- Task to carry out: Copy each line of the entries beneath that contains the word "Secondary".

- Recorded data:
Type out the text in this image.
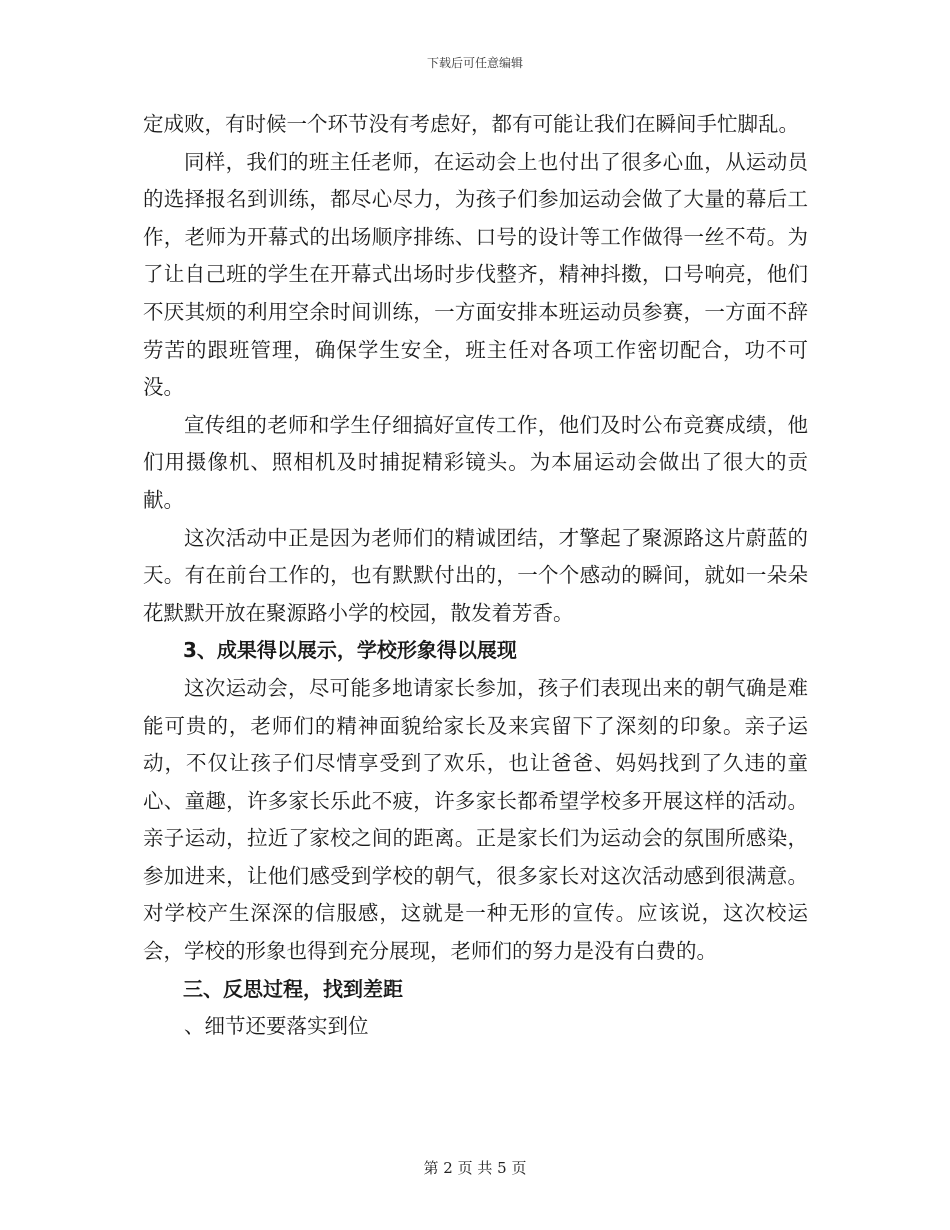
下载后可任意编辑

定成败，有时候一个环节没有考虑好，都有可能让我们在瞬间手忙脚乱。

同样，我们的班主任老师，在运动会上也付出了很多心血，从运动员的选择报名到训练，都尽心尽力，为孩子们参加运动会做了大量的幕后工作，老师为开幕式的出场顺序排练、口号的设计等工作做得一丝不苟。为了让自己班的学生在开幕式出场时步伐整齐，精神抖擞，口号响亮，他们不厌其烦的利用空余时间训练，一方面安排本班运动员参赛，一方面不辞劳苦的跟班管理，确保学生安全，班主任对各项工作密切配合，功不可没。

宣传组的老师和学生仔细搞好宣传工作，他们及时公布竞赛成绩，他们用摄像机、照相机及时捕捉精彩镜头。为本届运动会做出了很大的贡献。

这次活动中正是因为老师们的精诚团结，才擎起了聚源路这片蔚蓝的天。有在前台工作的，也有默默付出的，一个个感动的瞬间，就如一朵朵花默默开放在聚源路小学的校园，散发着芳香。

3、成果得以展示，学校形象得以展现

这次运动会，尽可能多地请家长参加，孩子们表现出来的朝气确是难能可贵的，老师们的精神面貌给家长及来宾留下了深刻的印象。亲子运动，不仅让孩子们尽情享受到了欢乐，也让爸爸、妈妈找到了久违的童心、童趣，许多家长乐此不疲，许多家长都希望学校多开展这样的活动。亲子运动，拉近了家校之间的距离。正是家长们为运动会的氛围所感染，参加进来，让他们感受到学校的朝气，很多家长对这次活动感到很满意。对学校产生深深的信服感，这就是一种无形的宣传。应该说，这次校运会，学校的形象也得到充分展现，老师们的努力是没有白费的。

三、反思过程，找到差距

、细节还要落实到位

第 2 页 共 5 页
==
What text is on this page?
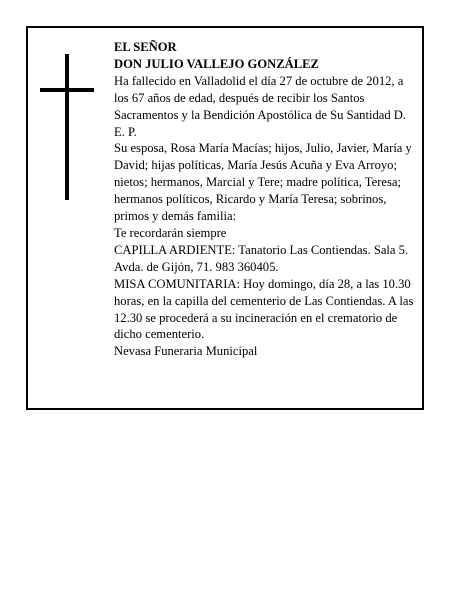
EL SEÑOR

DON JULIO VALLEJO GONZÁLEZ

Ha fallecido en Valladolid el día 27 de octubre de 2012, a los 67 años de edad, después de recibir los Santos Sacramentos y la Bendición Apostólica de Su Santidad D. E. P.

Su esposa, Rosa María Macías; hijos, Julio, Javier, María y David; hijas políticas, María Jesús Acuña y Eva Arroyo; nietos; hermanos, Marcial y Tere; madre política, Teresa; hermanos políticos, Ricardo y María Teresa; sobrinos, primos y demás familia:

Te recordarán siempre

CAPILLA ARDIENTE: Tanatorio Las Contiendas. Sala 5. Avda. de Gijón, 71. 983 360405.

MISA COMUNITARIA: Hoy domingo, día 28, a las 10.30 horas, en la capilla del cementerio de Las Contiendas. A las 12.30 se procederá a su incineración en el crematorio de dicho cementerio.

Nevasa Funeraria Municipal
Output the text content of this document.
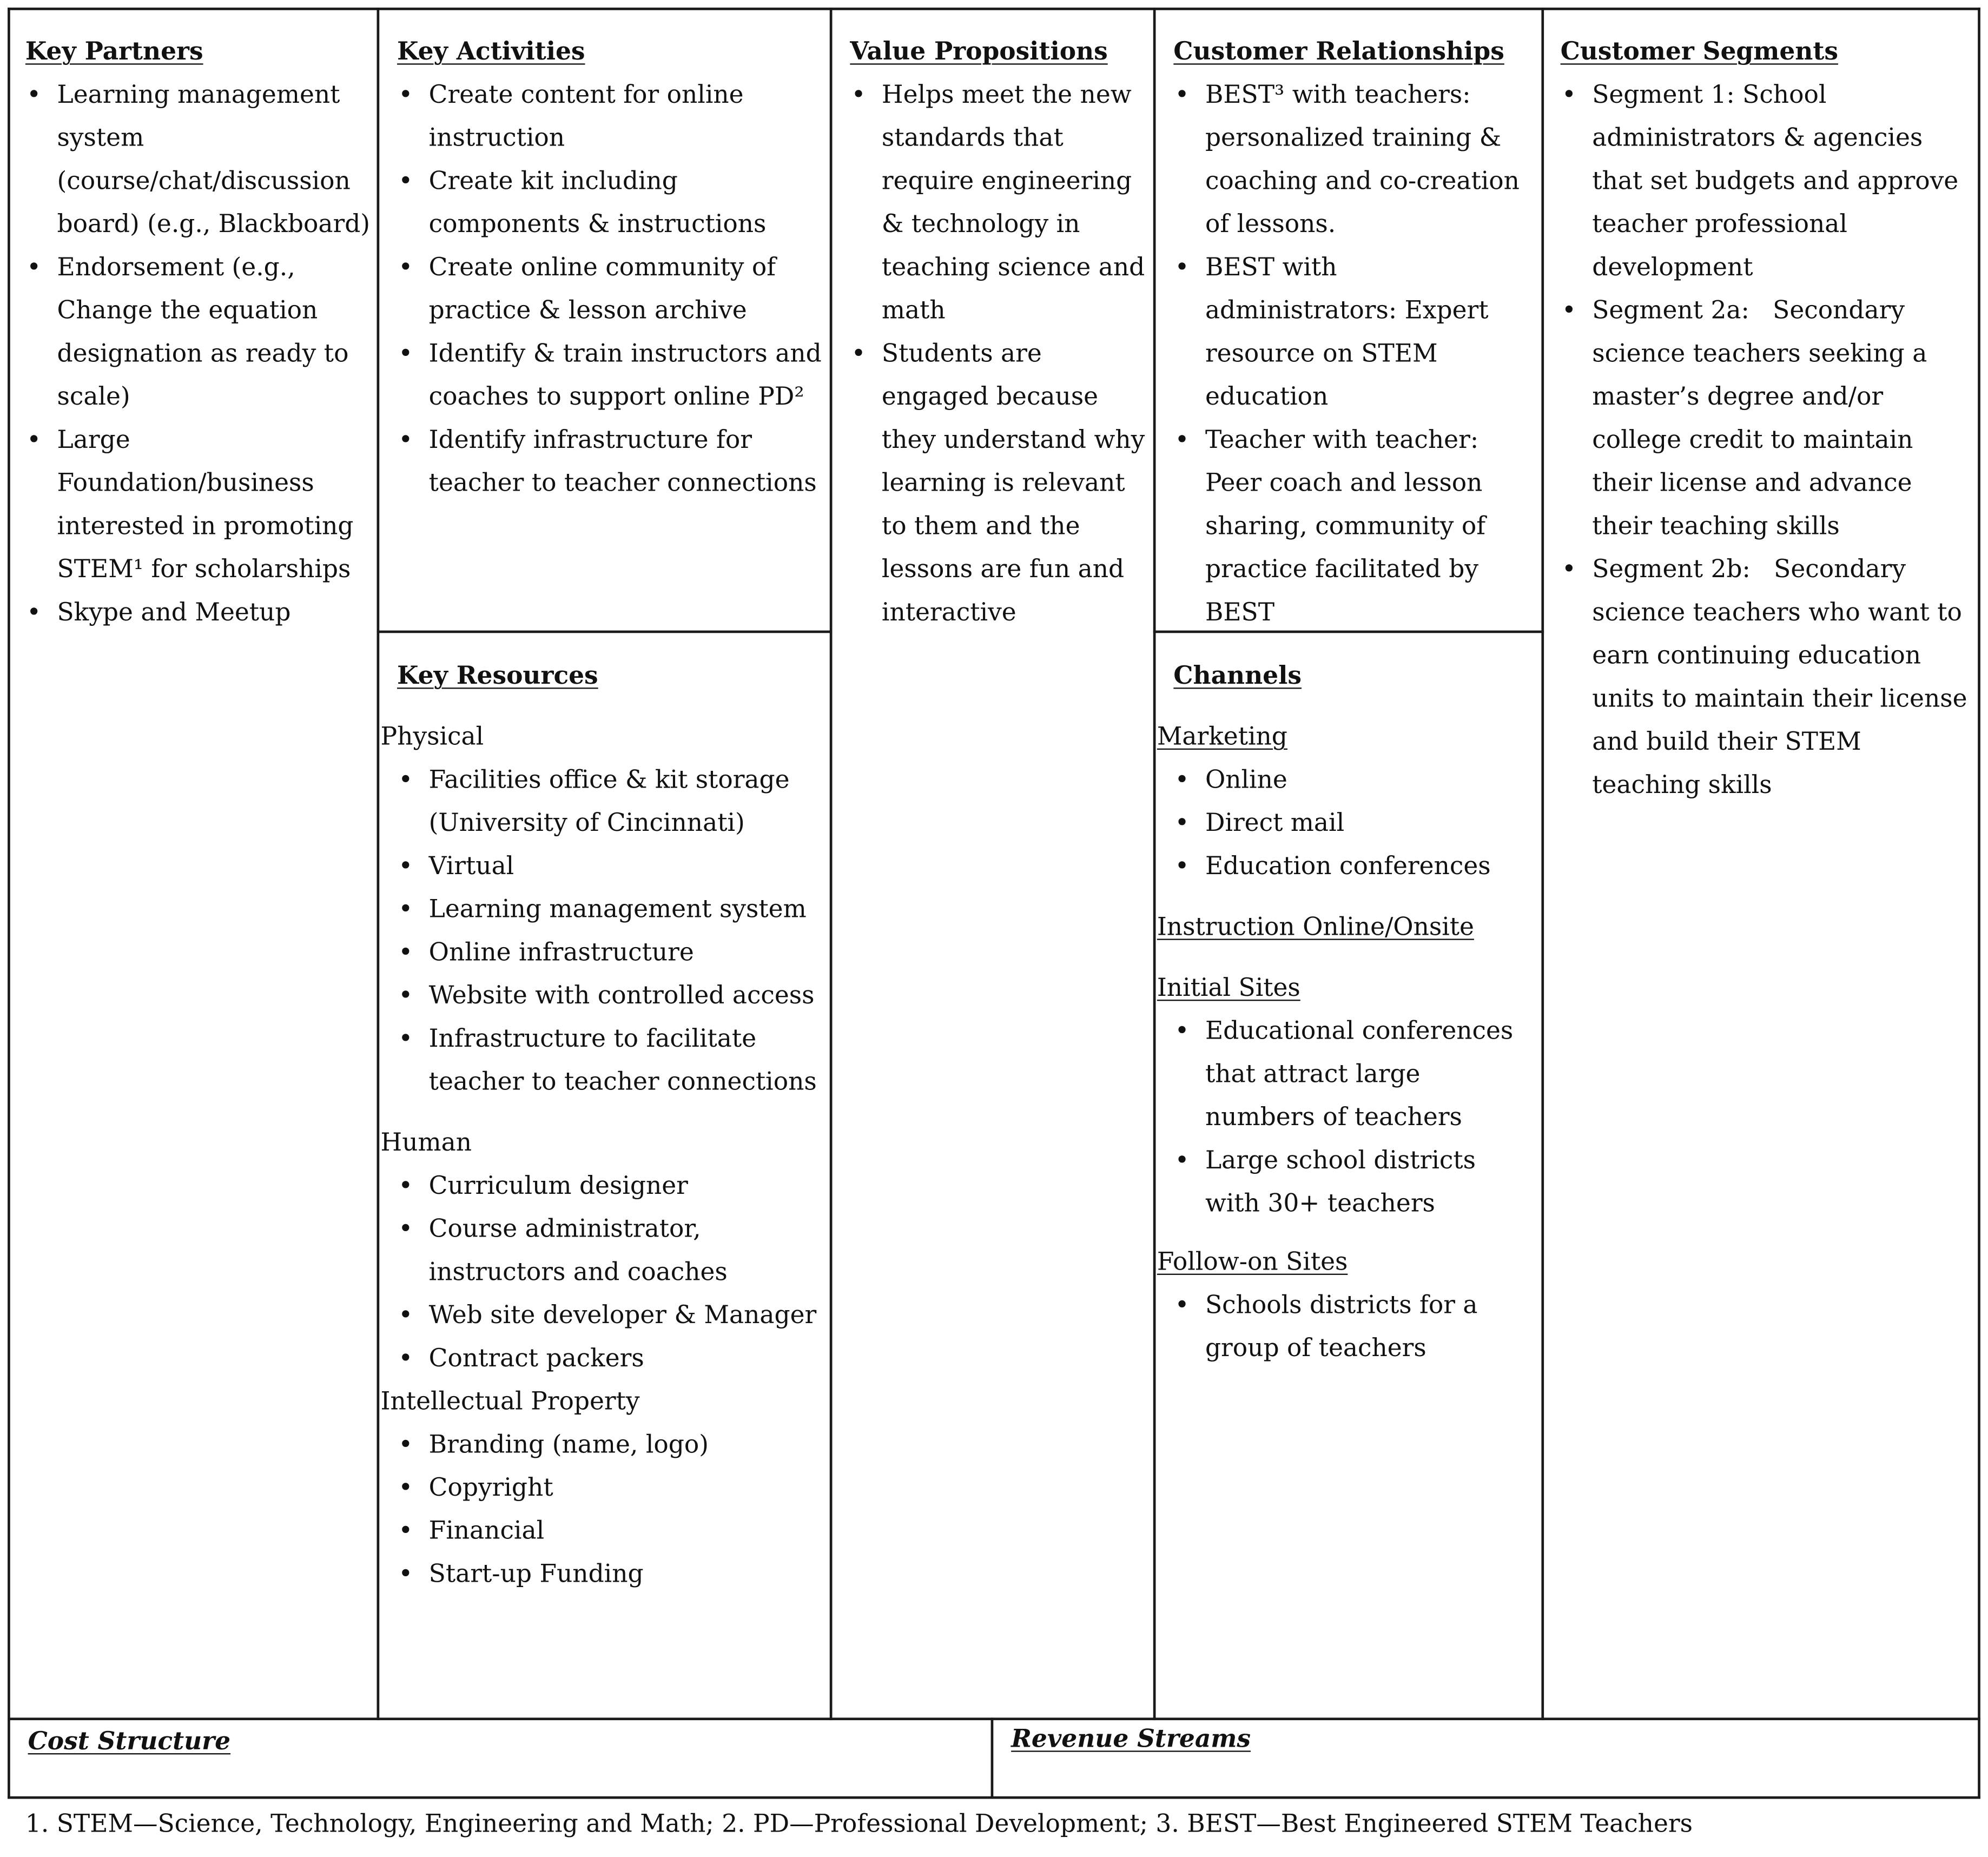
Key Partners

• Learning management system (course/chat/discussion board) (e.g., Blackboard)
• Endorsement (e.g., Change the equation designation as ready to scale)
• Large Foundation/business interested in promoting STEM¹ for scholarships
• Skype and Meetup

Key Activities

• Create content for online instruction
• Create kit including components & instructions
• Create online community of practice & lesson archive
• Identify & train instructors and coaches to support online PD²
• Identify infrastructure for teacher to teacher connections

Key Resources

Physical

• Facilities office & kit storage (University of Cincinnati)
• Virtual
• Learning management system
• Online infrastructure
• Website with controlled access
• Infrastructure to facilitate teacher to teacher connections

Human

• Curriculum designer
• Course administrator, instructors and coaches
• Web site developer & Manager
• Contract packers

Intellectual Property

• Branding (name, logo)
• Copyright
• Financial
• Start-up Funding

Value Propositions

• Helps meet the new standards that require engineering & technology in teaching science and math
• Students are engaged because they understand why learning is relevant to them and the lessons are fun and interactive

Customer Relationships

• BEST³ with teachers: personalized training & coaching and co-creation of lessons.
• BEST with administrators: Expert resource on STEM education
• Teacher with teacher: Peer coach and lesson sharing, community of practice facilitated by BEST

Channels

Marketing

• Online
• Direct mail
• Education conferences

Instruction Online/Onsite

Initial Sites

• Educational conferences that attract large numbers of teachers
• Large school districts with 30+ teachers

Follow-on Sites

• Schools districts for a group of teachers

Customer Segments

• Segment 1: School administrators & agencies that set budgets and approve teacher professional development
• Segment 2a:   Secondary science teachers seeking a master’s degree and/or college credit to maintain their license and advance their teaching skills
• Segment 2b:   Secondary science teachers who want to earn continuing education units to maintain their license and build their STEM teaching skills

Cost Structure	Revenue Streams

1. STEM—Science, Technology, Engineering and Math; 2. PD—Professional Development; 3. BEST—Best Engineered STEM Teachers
--
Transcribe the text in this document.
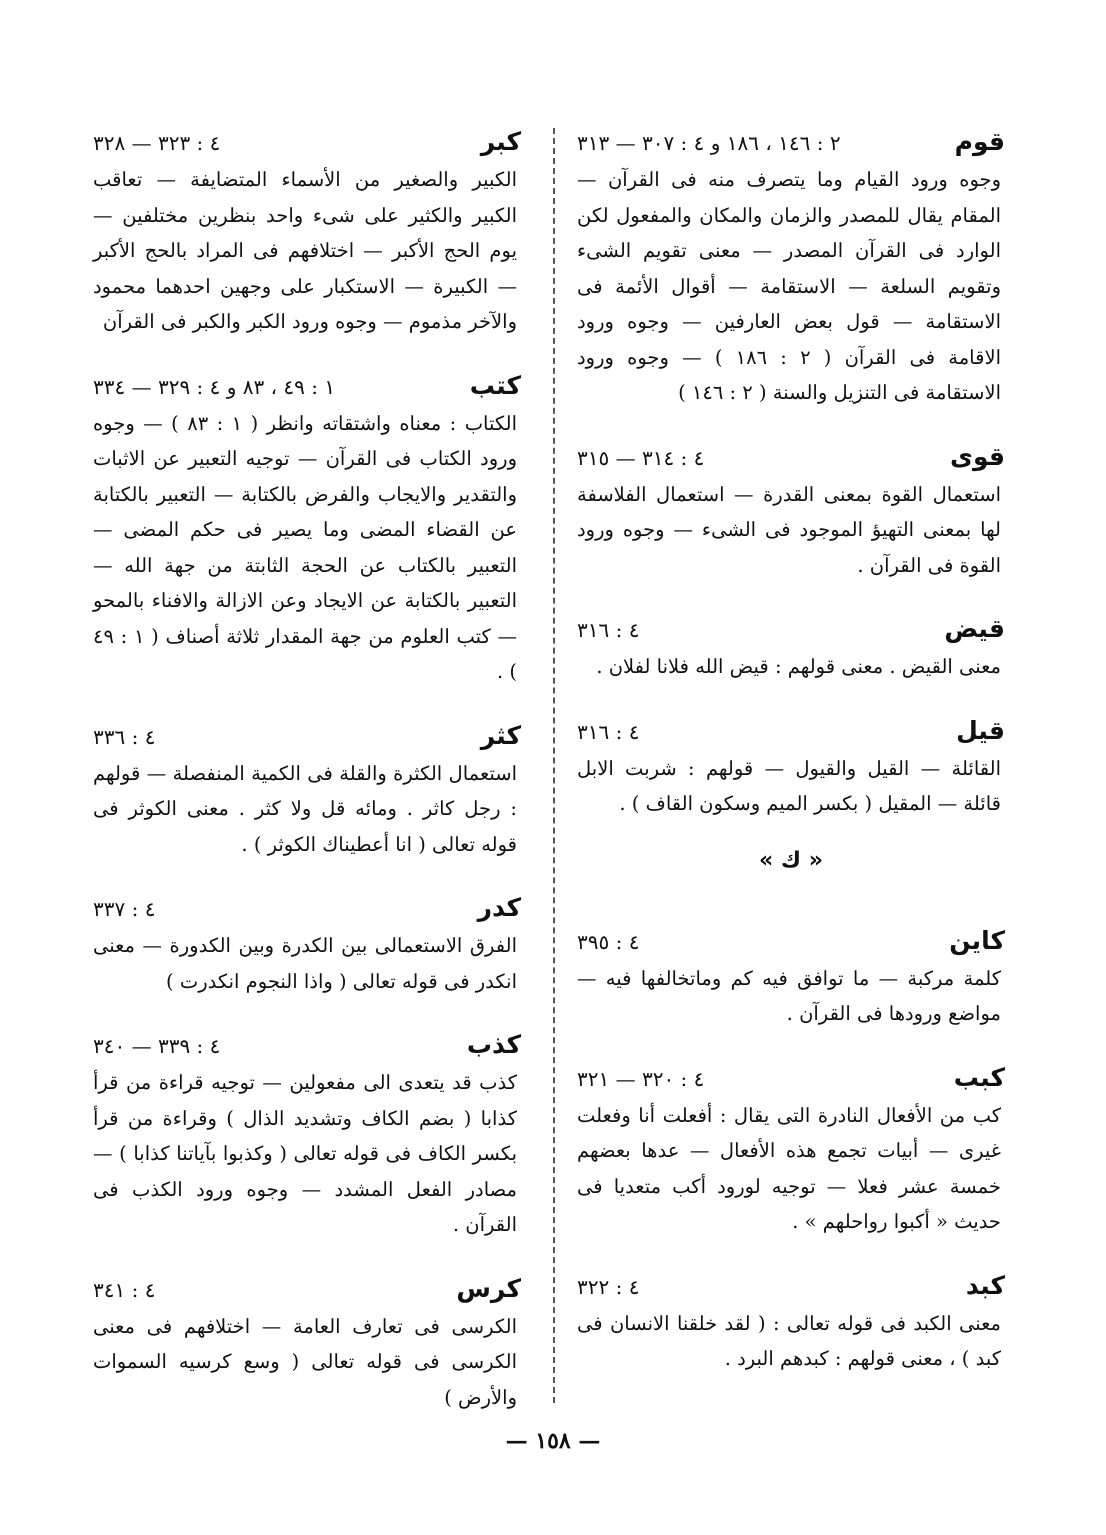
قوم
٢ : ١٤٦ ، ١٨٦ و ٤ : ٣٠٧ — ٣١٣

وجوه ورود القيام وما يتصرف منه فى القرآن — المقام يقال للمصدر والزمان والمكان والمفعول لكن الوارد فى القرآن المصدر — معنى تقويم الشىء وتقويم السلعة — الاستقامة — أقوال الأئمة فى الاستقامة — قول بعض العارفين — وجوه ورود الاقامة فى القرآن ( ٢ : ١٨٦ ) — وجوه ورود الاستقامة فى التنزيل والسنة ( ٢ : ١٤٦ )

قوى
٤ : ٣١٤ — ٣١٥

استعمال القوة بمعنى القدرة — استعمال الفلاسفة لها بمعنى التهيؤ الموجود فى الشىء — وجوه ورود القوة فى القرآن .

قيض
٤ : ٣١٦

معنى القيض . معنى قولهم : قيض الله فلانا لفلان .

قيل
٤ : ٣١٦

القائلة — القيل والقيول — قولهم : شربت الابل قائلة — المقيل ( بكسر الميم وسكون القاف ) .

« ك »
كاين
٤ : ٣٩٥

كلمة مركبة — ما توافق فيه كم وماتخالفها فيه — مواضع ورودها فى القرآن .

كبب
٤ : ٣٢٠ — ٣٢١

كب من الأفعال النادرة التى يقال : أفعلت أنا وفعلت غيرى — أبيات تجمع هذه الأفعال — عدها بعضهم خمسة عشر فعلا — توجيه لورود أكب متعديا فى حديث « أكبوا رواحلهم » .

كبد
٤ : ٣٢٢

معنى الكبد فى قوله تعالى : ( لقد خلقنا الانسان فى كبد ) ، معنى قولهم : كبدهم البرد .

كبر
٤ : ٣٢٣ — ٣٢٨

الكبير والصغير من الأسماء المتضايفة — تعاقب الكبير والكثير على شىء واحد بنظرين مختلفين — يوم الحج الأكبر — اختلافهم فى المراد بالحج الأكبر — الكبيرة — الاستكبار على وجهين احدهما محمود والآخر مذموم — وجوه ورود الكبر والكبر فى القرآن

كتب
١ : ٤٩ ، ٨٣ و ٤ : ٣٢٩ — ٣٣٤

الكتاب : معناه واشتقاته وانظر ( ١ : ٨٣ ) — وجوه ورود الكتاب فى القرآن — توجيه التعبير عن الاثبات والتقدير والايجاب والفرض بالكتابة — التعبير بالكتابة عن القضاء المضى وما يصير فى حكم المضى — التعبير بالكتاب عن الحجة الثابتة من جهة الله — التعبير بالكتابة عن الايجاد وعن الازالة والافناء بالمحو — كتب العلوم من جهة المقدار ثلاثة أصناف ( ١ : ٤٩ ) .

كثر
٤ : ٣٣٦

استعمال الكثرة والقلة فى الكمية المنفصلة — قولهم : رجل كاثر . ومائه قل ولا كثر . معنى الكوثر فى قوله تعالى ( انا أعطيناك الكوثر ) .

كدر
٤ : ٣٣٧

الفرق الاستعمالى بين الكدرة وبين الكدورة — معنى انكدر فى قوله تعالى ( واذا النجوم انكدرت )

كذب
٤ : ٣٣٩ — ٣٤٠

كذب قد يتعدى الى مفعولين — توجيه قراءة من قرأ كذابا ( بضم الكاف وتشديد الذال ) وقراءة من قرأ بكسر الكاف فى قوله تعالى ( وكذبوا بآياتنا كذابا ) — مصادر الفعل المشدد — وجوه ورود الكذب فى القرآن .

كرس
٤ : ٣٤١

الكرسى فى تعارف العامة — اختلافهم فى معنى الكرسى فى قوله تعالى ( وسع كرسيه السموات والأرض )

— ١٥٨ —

- Full output:
• Segment 2a:   Secondary science teachers seeking a master’s degree and/or college credit to maintain their license and advance their teaching skills
• Segment 2b:   Secondary science teachers who want to earn continuing education units to maintain their license and build their STEM teaching skills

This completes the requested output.